## Requirement
Return all lines in the material below that contain "screenshot".

## Supplied data
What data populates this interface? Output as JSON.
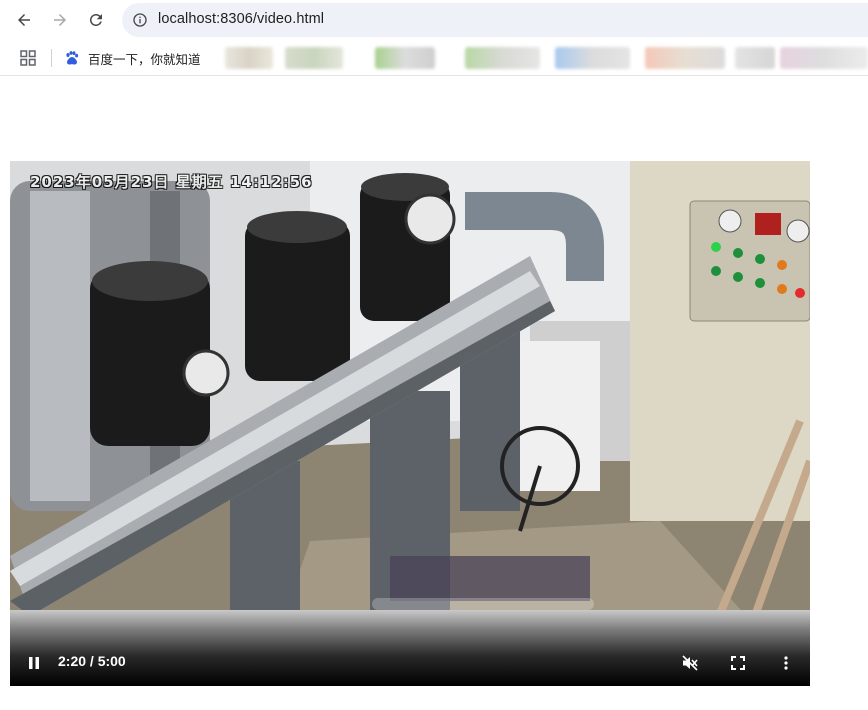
{
  "browser": {
    "url": "localhost:8306/video.html",
    "icons": {
      "back": "arrow-left-icon",
      "forward": "arrow-right-icon",
      "reload": "reload-icon",
      "site_info": "site-info-icon",
      "apps": "apps-grid-icon"
    }
  },
  "bookmarks": {
    "items": [
      {
        "label": "百度一下，你就知道",
        "icon": "baidu-paw-icon"
      }
    ]
  },
  "video": {
    "osd_text": "2023年05月23日 星期五 14:12:56",
    "time_display": "2:20 / 5:00",
    "progress_fraction": 0.467,
    "state": "playing",
    "muted": true,
    "controls": {
      "play_pause": "pause-icon",
      "mute": "muted-speaker-icon",
      "fullscreen": "fullscreen-icon",
      "more": "more-vertical-icon"
    }
  },
  "colors": {
    "omnibox_bg": "#eef1f8",
    "baidu_blue": "#2f5fe0"
  }
}
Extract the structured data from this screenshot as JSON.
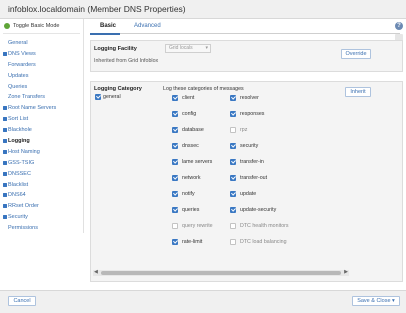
{
  "window": {
    "title": "infoblox.localdomain (Member DNS Properties)"
  },
  "sidebar": {
    "toggle_label": "Toggle Basic Mode",
    "items": [
      {
        "label": "General",
        "checked": false
      },
      {
        "label": "DNS Views",
        "checked": true
      },
      {
        "label": "Forwarders",
        "checked": false
      },
      {
        "label": "Updates",
        "checked": false
      },
      {
        "label": "Queries",
        "checked": false
      },
      {
        "label": "Zone Transfers",
        "checked": false
      },
      {
        "label": "Root Name Servers",
        "checked": true
      },
      {
        "label": "Sort List",
        "checked": true
      },
      {
        "label": "Blackhole",
        "checked": true
      },
      {
        "label": "Logging",
        "checked": true,
        "active": true
      },
      {
        "label": "Host Naming",
        "checked": true
      },
      {
        "label": "GSS-TSIG",
        "checked": true
      },
      {
        "label": "DNSSEC",
        "checked": true
      },
      {
        "label": "Blacklist",
        "checked": true
      },
      {
        "label": "DNS64",
        "checked": true
      },
      {
        "label": "RRset Order",
        "checked": true
      },
      {
        "label": "Security",
        "checked": true
      },
      {
        "label": "Permissions",
        "checked": false
      }
    ]
  },
  "tabs": [
    {
      "label": "Basic",
      "active": true
    },
    {
      "label": "Advanced",
      "active": false
    }
  ],
  "logging_facility": {
    "label": "Logging Facility",
    "select_value": "Grid locals",
    "inherited_text": "Inherited from Grid Infoblox",
    "override_label": "Override"
  },
  "logging_category": {
    "label": "Logging Category",
    "general_label": "general",
    "log_header": "Log these categories of messages",
    "inherit_label": "Inherit",
    "col1": [
      {
        "label": "client",
        "checked": true
      },
      {
        "label": "config",
        "checked": true
      },
      {
        "label": "database",
        "checked": true
      },
      {
        "label": "dnssec",
        "checked": true
      },
      {
        "label": "lame servers",
        "checked": true
      },
      {
        "label": "network",
        "checked": true
      },
      {
        "label": "notify",
        "checked": true
      },
      {
        "label": "queries",
        "checked": true
      },
      {
        "label": "query rewrite",
        "checked": false
      },
      {
        "label": "rate-limit",
        "checked": true
      }
    ],
    "col2": [
      {
        "label": "resolver",
        "checked": true
      },
      {
        "label": "responses",
        "checked": true
      },
      {
        "label": "rpz",
        "checked": false
      },
      {
        "label": "security",
        "checked": true
      },
      {
        "label": "transfer-in",
        "checked": true
      },
      {
        "label": "transfer-out",
        "checked": true
      },
      {
        "label": "update",
        "checked": true
      },
      {
        "label": "update-security",
        "checked": true
      },
      {
        "label": "DTC health monitors",
        "checked": false
      },
      {
        "label": "DTC load balancing",
        "checked": false
      }
    ]
  },
  "footer": {
    "cancel_label": "Cancel",
    "save_label": "Save & Close"
  },
  "colors": {
    "accent": "#3a6fb0",
    "checkbox": "#3a78c3",
    "toggle": "#5fa538"
  }
}
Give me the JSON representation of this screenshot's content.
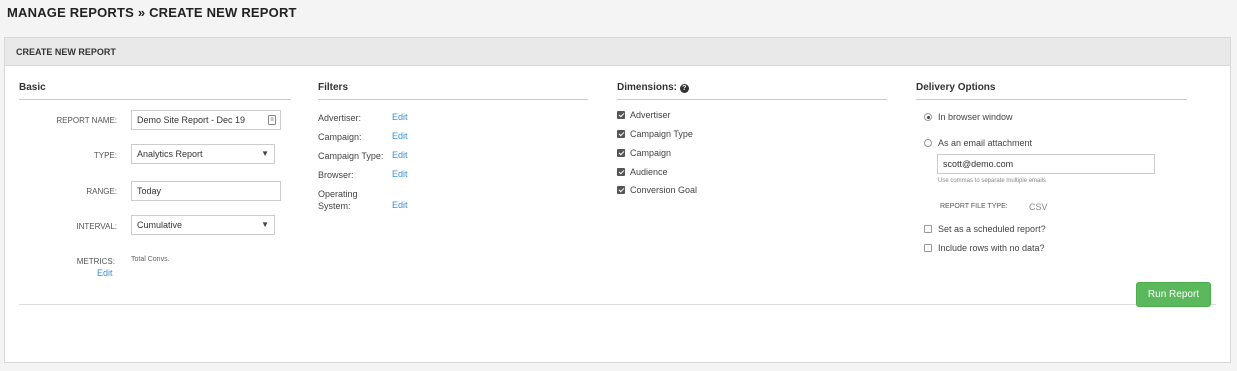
{
  "breadcrumb": "MANAGE REPORTS » CREATE NEW REPORT",
  "panel_title": "CREATE NEW REPORT",
  "basic": {
    "title": "Basic",
    "report_name_label": "REPORT NAME:",
    "report_name_value": "Demo Site Report - Dec 19",
    "type_label": "TYPE:",
    "type_value": "Analytics Report",
    "range_label": "RANGE:",
    "range_value": "Today",
    "interval_label": "INTERVAL:",
    "interval_value": "Cumulative",
    "metrics_label": "METRICS:",
    "metrics_value": "Total Convs.",
    "metrics_edit": "Edit"
  },
  "filters": {
    "title": "Filters",
    "items": [
      {
        "label": "Advertiser:",
        "edit": "Edit"
      },
      {
        "label": "Campaign:",
        "edit": "Edit"
      },
      {
        "label": "Campaign Type:",
        "edit": "Edit"
      },
      {
        "label": "Browser:",
        "edit": "Edit"
      },
      {
        "label": "Operating System:",
        "edit": "Edit"
      }
    ]
  },
  "dimensions": {
    "title": "Dimensions:",
    "help_icon": "question-circle-icon",
    "items": [
      {
        "label": "Advertiser",
        "checked": true
      },
      {
        "label": "Campaign Type",
        "checked": true
      },
      {
        "label": "Campaign",
        "checked": true
      },
      {
        "label": "Audience",
        "checked": true
      },
      {
        "label": "Conversion Goal",
        "checked": true
      }
    ]
  },
  "delivery": {
    "title": "Delivery Options",
    "browser_label": "In browser window",
    "browser_selected": true,
    "email_label": "As an email attachment",
    "email_selected": false,
    "email_value": "scott@demo.com",
    "email_hint": "Use commas to separate multiple emails",
    "file_type_label": "REPORT FILE TYPE:",
    "file_type_value": "CSV",
    "scheduled_label": "Set as a scheduled report?",
    "scheduled_checked": false,
    "no_data_label": "Include rows with no data?",
    "no_data_checked": false
  },
  "run_button": "Run Report",
  "colors": {
    "accent_link": "#3a8fd6",
    "run_button": "#5cb85c"
  }
}
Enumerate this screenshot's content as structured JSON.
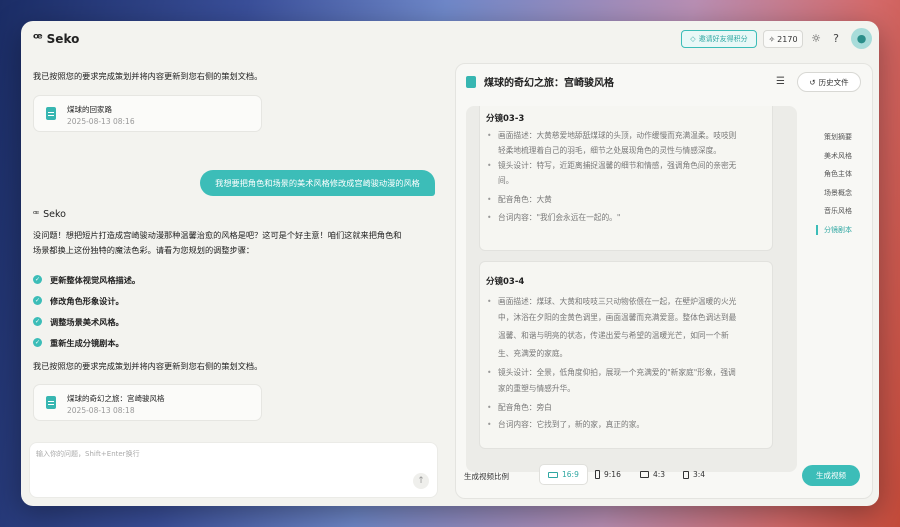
{
  "header": {
    "logo_text": "Seko",
    "invite_label": "邀请好友得积分",
    "credits": "2170"
  },
  "chat": {
    "msg1": "我已按照您的要求完成策划并将内容更新到您右侧的策划文档。",
    "card1": {
      "title": "煤球的回家路",
      "date": "2025-08-13 08:16"
    },
    "user_msg": "我想要把角色和场景的美术风格修改成宫崎骏动漫的风格",
    "bot_name": "Seko",
    "bot_intro_line1": "没问题！想把短片打造成宫崎骏动漫那种温馨治愈的风格是吧？这可是个好主意！咱们这就来把角色和",
    "bot_intro_line2": "场景都换上这份独特的魔法色彩。请看为您规划的调整步骤：",
    "steps": [
      "更新整体视觉风格描述。",
      "修改角色形象设计。",
      "调整场景美术风格。",
      "重新生成分镜剧本。"
    ],
    "msg2": "我已按照您的要求完成策划并将内容更新到您右侧的策划文档。",
    "card2": {
      "title": "煤球的奇幻之旅：宫崎骏风格",
      "date": "2025-08-13 08:18"
    },
    "input_placeholder": "输入你的问题，Shift+Enter换行"
  },
  "panel": {
    "title": "煤球的奇幻之旅：宫崎骏风格",
    "history_label": "历史文件",
    "scenes": [
      {
        "title": "分镜03-3",
        "lines": [
          "画面描述：大黄慈爱地舔舐煤球的头顶，动作缓慢而充满温柔。吱吱则",
          "轻柔地梳理着自己的羽毛，细节之处展现角色的灵性与情感深度。",
          "镜头设计：特写，近距离捕捉温馨的细节和情感，强调角色间的亲密无",
          "间。",
          "配音角色：大黄",
          "台词内容：\"我们会永远在一起的。\""
        ]
      },
      {
        "title": "分镜03-4",
        "lines": [
          "画面描述：煤球、大黄和吱吱三只动物依偎在一起，在壁炉温暖的火光",
          "中，沐浴在夕阳的金黄色调里，画面温馨而充满爱意。整体色调达到最",
          "温馨、和谐与明亮的状态，传递出爱与希望的温暖光芒，如同一个新",
          "生、充满爱的家庭。",
          "镜头设计：全景，低角度仰拍，展现一个充满爱的\"新家庭\"形象，强调",
          "家的重塑与情感升华。",
          "配音角色：旁白",
          "台词内容：它找到了，新的家，真正的家。"
        ]
      }
    ],
    "toc": [
      "策划摘要",
      "美术风格",
      "角色主体",
      "场景概念",
      "音乐风格",
      "分镜剧本"
    ],
    "ratio_label": "生成视频比例",
    "ratios": [
      "16:9",
      "9:16",
      "4:3",
      "3:4"
    ],
    "generate_label": "生成视频"
  }
}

## Final result
Extract the structured data from this screenshot as JSON.
Give me the JSON representation of this screenshot's content.
Enumerate this screenshot's content as structured JSON.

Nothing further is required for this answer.